- _Description of the task_:
Pull every line that holds the word "text" from the entries.

- _Material for this task_:
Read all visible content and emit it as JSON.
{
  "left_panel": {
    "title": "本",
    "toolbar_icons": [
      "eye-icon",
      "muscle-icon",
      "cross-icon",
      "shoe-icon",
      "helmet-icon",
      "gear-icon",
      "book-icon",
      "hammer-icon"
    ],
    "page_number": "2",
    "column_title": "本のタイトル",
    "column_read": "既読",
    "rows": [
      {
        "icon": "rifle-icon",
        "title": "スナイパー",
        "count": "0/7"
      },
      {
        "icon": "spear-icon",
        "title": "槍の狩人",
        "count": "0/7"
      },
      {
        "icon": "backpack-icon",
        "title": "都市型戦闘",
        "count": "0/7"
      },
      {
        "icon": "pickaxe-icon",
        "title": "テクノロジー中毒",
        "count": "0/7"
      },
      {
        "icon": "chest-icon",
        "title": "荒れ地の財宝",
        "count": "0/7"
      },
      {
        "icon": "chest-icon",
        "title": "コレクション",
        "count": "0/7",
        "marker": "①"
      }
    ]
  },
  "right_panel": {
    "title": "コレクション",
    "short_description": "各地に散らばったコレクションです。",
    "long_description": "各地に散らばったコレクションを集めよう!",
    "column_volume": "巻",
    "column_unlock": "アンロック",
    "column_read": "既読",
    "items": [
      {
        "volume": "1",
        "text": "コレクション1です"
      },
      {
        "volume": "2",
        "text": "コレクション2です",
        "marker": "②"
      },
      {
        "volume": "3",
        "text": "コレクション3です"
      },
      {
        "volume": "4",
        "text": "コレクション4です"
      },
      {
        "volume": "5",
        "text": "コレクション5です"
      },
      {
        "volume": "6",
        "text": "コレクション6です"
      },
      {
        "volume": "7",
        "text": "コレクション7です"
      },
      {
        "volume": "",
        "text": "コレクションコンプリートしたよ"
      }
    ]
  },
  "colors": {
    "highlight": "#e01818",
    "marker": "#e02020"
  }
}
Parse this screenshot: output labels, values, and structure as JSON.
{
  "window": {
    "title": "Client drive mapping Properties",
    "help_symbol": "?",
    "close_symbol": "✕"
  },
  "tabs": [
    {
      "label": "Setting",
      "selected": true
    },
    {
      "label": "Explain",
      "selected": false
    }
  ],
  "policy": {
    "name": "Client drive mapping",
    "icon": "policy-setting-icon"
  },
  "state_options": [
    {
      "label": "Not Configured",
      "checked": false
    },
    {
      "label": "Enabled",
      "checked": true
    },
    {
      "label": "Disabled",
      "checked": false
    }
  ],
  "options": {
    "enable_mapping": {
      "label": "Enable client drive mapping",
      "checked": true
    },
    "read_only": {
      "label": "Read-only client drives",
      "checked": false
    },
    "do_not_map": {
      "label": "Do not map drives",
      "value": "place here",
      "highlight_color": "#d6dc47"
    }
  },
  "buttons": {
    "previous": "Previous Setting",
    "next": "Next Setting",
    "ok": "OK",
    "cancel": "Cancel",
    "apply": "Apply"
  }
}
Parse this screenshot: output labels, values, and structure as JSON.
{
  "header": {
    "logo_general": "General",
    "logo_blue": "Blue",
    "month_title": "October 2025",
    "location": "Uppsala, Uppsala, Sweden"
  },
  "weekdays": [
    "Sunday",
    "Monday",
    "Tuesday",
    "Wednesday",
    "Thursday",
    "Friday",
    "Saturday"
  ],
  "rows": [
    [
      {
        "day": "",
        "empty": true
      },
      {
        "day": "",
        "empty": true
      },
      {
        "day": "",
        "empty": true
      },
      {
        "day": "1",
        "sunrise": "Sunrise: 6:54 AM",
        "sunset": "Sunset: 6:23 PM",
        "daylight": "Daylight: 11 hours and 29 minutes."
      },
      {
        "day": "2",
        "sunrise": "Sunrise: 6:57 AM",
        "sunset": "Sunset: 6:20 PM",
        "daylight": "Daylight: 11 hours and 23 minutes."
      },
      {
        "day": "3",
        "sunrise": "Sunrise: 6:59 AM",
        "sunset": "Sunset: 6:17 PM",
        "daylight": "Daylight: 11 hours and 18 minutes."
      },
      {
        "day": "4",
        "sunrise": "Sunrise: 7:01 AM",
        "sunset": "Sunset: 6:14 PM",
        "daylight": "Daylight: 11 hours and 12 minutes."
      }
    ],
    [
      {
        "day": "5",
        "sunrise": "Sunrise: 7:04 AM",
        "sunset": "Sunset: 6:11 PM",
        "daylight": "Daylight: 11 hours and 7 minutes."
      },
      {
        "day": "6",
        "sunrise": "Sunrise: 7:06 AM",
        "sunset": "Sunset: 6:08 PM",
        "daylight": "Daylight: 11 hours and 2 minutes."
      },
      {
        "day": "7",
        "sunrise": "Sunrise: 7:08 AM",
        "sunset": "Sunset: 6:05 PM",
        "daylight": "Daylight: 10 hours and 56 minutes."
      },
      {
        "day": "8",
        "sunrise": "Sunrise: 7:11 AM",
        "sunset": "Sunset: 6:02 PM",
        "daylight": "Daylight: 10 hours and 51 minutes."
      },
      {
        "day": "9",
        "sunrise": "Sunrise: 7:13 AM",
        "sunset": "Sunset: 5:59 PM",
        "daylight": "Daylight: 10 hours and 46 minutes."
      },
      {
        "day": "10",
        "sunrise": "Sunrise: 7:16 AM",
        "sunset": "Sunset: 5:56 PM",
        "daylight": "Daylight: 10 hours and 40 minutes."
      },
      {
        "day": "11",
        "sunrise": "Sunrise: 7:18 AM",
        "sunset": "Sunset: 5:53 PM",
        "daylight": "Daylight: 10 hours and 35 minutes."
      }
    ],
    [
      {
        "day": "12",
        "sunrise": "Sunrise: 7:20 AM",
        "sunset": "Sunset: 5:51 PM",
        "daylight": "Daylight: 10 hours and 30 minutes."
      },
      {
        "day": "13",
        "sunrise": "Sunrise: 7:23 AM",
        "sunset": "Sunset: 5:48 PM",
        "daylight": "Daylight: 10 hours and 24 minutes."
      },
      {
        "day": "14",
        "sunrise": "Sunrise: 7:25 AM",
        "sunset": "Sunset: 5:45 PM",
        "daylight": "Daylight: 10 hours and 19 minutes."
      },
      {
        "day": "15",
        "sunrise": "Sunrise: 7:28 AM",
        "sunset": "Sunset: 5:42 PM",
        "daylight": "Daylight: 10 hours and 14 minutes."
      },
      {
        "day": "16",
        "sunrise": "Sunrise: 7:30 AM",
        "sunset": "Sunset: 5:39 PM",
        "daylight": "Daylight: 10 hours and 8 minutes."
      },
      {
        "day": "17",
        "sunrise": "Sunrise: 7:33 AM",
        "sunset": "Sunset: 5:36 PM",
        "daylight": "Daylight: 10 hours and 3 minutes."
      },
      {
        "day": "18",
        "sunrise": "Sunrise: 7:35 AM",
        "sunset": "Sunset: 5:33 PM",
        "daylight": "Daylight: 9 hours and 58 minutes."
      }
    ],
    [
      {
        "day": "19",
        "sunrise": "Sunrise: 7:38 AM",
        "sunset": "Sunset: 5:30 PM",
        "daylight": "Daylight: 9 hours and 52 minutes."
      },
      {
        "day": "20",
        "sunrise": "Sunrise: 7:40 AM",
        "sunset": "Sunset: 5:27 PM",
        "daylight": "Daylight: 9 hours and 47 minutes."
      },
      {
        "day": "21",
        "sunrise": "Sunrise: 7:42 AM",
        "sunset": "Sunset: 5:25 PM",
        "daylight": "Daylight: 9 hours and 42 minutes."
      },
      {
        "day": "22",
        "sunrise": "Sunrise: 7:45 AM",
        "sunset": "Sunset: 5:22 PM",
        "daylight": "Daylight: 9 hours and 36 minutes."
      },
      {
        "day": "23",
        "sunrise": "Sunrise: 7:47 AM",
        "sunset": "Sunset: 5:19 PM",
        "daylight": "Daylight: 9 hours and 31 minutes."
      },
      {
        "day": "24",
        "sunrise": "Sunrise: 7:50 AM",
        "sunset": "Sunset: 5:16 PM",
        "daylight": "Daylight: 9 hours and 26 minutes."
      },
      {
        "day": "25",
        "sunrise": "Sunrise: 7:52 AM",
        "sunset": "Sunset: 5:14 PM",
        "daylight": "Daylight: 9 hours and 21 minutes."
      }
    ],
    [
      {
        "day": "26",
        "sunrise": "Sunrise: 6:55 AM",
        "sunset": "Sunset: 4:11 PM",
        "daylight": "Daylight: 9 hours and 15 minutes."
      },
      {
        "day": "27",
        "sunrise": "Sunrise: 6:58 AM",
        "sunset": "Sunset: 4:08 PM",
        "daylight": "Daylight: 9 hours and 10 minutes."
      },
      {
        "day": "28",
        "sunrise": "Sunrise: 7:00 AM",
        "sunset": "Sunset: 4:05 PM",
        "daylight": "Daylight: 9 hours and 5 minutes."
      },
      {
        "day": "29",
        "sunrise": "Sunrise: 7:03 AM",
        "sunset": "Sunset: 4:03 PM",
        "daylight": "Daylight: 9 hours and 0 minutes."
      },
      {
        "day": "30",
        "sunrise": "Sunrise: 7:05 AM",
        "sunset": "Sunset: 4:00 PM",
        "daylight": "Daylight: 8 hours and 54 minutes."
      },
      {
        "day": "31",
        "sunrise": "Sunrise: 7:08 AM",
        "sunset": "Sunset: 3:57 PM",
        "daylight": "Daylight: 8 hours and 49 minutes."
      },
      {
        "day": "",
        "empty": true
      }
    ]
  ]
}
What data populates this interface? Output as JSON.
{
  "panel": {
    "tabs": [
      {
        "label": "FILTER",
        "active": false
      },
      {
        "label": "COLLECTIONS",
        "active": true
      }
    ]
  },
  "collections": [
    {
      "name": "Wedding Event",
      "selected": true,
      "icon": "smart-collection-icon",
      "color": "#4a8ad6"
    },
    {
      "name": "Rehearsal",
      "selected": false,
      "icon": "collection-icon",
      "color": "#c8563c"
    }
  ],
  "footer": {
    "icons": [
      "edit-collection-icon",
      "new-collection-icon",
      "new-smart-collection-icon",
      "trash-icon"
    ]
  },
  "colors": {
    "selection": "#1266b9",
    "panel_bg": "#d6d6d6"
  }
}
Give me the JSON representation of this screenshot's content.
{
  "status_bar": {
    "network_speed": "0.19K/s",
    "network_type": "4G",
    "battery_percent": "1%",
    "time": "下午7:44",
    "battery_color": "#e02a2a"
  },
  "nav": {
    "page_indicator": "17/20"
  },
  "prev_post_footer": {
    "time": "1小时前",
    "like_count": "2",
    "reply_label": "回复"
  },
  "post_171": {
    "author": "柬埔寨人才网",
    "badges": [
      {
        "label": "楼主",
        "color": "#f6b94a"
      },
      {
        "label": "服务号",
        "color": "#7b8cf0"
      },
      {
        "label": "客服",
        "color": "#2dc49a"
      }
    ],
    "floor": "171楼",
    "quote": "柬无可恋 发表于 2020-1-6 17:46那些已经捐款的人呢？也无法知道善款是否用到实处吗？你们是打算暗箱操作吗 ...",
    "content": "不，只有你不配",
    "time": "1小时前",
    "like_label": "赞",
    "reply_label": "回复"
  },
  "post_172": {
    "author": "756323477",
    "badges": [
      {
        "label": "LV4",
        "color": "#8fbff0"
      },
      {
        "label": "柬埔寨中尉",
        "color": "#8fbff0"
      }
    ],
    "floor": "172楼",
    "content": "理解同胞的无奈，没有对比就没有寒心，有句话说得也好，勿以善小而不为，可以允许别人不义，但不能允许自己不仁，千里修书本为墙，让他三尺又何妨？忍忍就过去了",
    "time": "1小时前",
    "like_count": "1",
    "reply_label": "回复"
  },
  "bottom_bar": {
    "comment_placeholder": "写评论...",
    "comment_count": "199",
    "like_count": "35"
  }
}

- _Full output_:
        "text": "コレクション1です"
        "text": "コレクション2です",
        "text": "コレクション3です"
        "text": "コレクション4です"
        "text": "コレクション5です"
        "text": "コレクション6です"
        "text": "コレクション7です"
        "text": "コレクションコンプリートしたよ"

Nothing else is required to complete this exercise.